Material for this exercise —
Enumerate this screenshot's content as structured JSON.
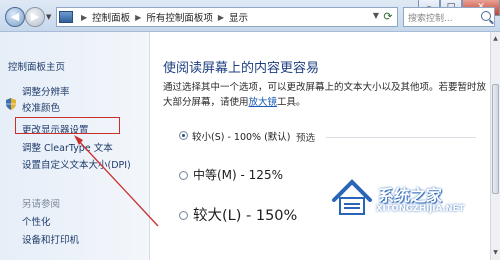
{
  "window": {
    "minimize_icon": "minimize-icon",
    "maximize_icon": "maximize-icon",
    "close_icon": "close-icon"
  },
  "address": {
    "crumbs": [
      "控制面板",
      "所有控制面板项",
      "显示"
    ]
  },
  "search": {
    "placeholder": "搜索控制..."
  },
  "sidebar": {
    "home": "控制面板主页",
    "items": [
      "调整分辨率",
      "校准颜色",
      "更改显示器设置",
      "调整 ClearType 文本",
      "设置自定义文本大小(DPI)"
    ],
    "see_also_heading": "另请参阅",
    "see_also": [
      "个性化",
      "设备和打印机"
    ]
  },
  "main": {
    "heading": "使阅读屏幕上的内容更容易",
    "desc_before": "通过选择其中一个选项，可以更改屏幕上的文本大小以及其他项。若要暂时放大部分屏幕，请使用",
    "desc_link": "放大镜",
    "desc_after": "工具。",
    "preview_label": "预选",
    "options": [
      {
        "label": "较小(S) - 100% (默认)",
        "selected": true
      },
      {
        "label": "中等(M) - 125%",
        "selected": false
      },
      {
        "label": "较大(L) - 150%",
        "selected": false
      }
    ]
  },
  "annotation": {
    "highlight_color": "#c9302c"
  },
  "watermark": {
    "text_cn": "系统之家",
    "text_en": "XITONGZHIJIA.NET",
    "color": "#2a66b8"
  }
}
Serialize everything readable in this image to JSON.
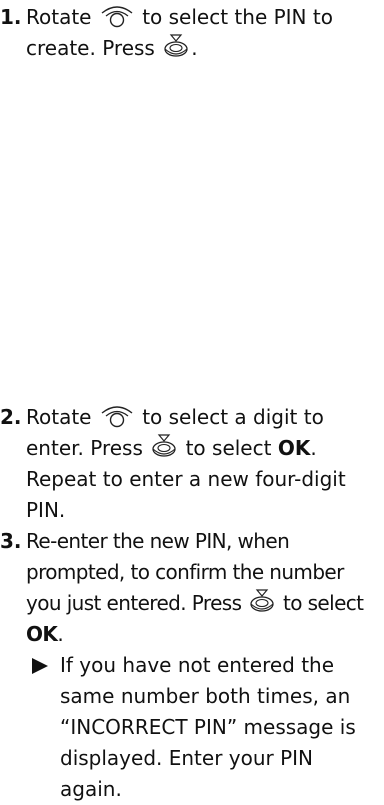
{
  "steps": [
    {
      "number": "1.",
      "text_a": "Rotate",
      "text_b": "to select the PIN to create. Press",
      "text_c": "."
    },
    {
      "number": "2.",
      "text_a": "Rotate",
      "text_b": "to select a digit to enter. Press",
      "text_c": "to select",
      "ok": "OK",
      "text_d": ". Repeat to enter a new four-digit PIN."
    },
    {
      "number": "3.",
      "text_a": "Re-enter the new PIN, when prompted, to confirm the number you just entered. Press",
      "text_b": "to select",
      "ok": "OK",
      "text_c": ".",
      "note": "If you have not entered the same number both times, an “INCORRECT PIN” message is displayed. Enter your PIN again."
    }
  ],
  "icons": {
    "rotate": "rotary-dial-icon",
    "press": "press-knob-icon"
  }
}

Problem details —
From the data above, copy each line that holds "number".

Task output —
      "number": "1.",
      "number": "2.",
      "number": "3.",
      "text_a": "Re-enter the new PIN, when prompted, to confirm the number you just entered. Press",
      "note": "If you have not entered the same number both times, an “INCORRECT PIN” message is displayed. Enter your PIN again."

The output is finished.